▶ Task objective: Extract the full listing verbatim and drop any pictures from your copy.

Part of a data file:
"""
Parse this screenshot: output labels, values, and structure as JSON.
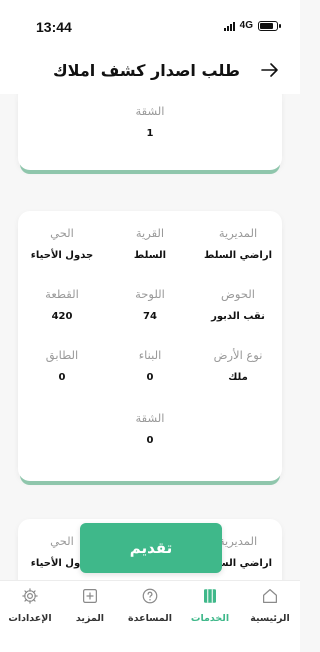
{
  "status_bar": {
    "time": "13:44",
    "network": "4G",
    "battery_level": 0.8
  },
  "header": {
    "title": "طلب اصدار كشف املاك",
    "back_icon": "arrow-right-icon"
  },
  "cards": [
    {
      "fields": [
        {
          "label": "الشقة",
          "value": "1"
        }
      ]
    },
    {
      "fields": [
        {
          "label": "المديرية",
          "value": "اراضي السلط"
        },
        {
          "label": "القرية",
          "value": "السلط"
        },
        {
          "label": "الحي",
          "value": "جدول الأحياء"
        },
        {
          "label": "الحوض",
          "value": "نقب الدبور"
        },
        {
          "label": "اللوحة",
          "value": "74"
        },
        {
          "label": "القطعة",
          "value": "420"
        },
        {
          "label": "نوع الأرض",
          "value": "ملك"
        },
        {
          "label": "البناء",
          "value": "0"
        },
        {
          "label": "الطابق",
          "value": "0"
        },
        {
          "label": "الشقة",
          "value": "0"
        }
      ]
    },
    {
      "fields": [
        {
          "label": "المديرية",
          "value": "اراضي السلط"
        },
        {
          "label": "الحي",
          "value": "جدول الأحياء"
        }
      ]
    }
  ],
  "submit": {
    "label": "تقديم"
  },
  "bottom_nav": {
    "accent_color": "#3fb88a",
    "items": [
      {
        "label": "الإعدادات",
        "icon": "gear-icon",
        "active": false
      },
      {
        "label": "المزيد",
        "icon": "plus-square-icon",
        "active": false
      },
      {
        "label": "المساعدة",
        "icon": "help-circle-icon",
        "active": false
      },
      {
        "label": "الخدمات",
        "icon": "services-icon",
        "active": true
      },
      {
        "label": "الرئيسية",
        "icon": "home-icon",
        "active": false
      }
    ]
  }
}
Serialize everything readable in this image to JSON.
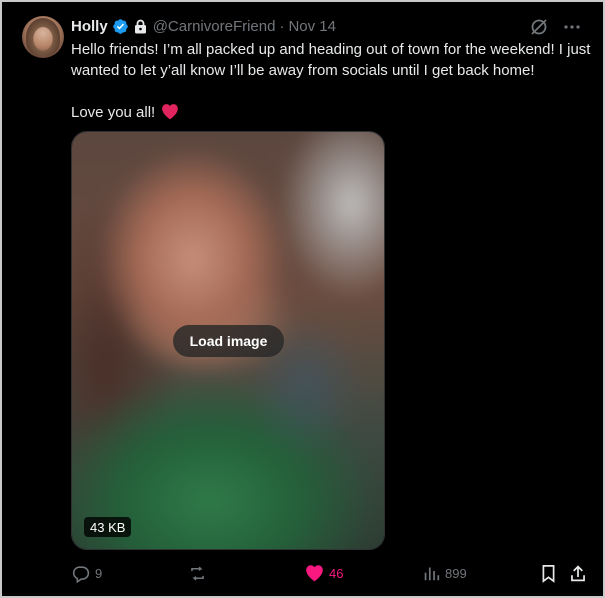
"""
▶ Problem solution:
Parse this screenshot: output labels, values, and structure as JSON.
{
  "status_bar": {
    "time": "13:44",
    "network": "4G",
    "battery_level": 0.8
  },
  "header": {
    "title": "طلب اصدار كشف املاك",
    "back_icon": "arrow-right-icon"
  },
  "cards": [
    {
      "fields": [
        {
          "label": "الشقة",
          "value": "1"
        }
      ]
    },
    {
      "fields": [
        {
          "label": "المديرية",
          "value": "اراضي السلط"
        },
        {
          "label": "القرية",
          "value": "السلط"
        },
        {
          "label": "الحي",
          "value": "جدول الأحياء"
        },
        {
          "label": "الحوض",
          "value": "نقب الدبور"
        },
        {
          "label": "اللوحة",
          "value": "74"
        },
        {
          "label": "القطعة",
          "value": "420"
        },
        {
          "label": "نوع الأرض",
          "value": "ملك"
        },
        {
          "label": "البناء",
          "value": "0"
        },
        {
          "label": "الطابق",
          "value": "0"
        },
        {
          "label": "الشقة",
          "value": "0"
        }
      ]
    },
    {
      "fields": [
        {
          "label": "المديرية",
          "value": "اراضي السلط"
        },
        {
          "label": "الحي",
          "value": "جدول الأحياء"
        }
      ]
    }
  ],
  "submit": {
    "label": "تقديم"
  },
  "bottom_nav": {
    "accent_color": "#3fb88a",
    "items": [
      {
        "label": "الإعدادات",
        "icon": "gear-icon",
        "active": false
      },
      {
        "label": "المزيد",
        "icon": "plus-square-icon",
        "active": false
      },
      {
        "label": "المساعدة",
        "icon": "help-circle-icon",
        "active": false
      },
      {
        "label": "الخدمات",
        "icon": "services-icon",
        "active": true
      },
      {
        "label": "الرئيسية",
        "icon": "home-icon",
        "active": false
      }
    ]
  }
}
Serialize everything readable in this image to JSON.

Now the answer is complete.